# Short task
Search the material for the string "sexto" and copy each line where it occurs.

# Dataset excerpts
╭──

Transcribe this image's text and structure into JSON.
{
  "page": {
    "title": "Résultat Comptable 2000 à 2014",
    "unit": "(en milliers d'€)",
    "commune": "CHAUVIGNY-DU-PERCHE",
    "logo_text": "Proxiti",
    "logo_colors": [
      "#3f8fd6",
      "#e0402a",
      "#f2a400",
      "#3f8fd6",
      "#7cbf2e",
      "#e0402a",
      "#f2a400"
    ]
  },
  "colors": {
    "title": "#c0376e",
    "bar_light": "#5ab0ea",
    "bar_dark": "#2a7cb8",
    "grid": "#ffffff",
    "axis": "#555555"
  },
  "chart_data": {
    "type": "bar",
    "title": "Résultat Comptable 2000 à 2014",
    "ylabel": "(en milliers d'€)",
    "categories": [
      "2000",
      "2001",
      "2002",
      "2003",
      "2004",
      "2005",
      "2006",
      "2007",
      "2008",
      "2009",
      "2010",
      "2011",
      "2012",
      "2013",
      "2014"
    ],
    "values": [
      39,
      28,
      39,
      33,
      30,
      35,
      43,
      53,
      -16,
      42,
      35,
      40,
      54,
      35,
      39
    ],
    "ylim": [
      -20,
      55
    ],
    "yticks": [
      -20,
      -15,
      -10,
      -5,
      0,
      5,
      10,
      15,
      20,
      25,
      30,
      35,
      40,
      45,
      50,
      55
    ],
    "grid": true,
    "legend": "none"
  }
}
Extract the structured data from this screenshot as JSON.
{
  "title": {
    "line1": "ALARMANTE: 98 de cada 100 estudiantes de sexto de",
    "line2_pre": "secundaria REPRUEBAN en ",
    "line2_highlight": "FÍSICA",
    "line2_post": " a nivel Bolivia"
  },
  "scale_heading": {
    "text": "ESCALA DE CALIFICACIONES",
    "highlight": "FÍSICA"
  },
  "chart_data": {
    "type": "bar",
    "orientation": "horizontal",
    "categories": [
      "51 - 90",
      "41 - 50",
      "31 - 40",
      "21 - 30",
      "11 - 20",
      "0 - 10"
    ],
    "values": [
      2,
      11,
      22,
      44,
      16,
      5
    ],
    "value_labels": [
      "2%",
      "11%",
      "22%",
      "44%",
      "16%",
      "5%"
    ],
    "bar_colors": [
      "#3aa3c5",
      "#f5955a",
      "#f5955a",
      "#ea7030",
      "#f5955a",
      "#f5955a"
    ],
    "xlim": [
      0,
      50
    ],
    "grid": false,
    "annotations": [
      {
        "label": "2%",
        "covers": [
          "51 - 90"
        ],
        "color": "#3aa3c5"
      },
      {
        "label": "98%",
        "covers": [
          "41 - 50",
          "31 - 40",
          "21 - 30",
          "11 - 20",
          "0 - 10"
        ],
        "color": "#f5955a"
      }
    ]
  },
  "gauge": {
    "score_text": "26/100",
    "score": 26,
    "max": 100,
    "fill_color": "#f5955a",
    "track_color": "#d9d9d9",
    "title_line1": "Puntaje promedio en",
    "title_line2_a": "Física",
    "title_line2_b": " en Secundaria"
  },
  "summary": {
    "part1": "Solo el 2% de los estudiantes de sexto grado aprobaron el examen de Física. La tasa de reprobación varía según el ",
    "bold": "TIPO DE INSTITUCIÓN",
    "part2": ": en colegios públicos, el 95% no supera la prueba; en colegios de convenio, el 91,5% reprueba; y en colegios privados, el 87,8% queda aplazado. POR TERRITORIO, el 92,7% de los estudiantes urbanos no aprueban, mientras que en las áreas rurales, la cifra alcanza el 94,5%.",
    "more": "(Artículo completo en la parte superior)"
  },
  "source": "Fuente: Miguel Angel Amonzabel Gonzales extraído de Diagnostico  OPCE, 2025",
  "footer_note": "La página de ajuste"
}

╰──

# Full response
    "line1": "ALARMANTE: 98 de cada 100 estudiantes de sexto de",
    "part1": "Solo el 2% de los estudiantes de sexto grado aprobaron el examen de Física. La tasa de reprobación varía según el ",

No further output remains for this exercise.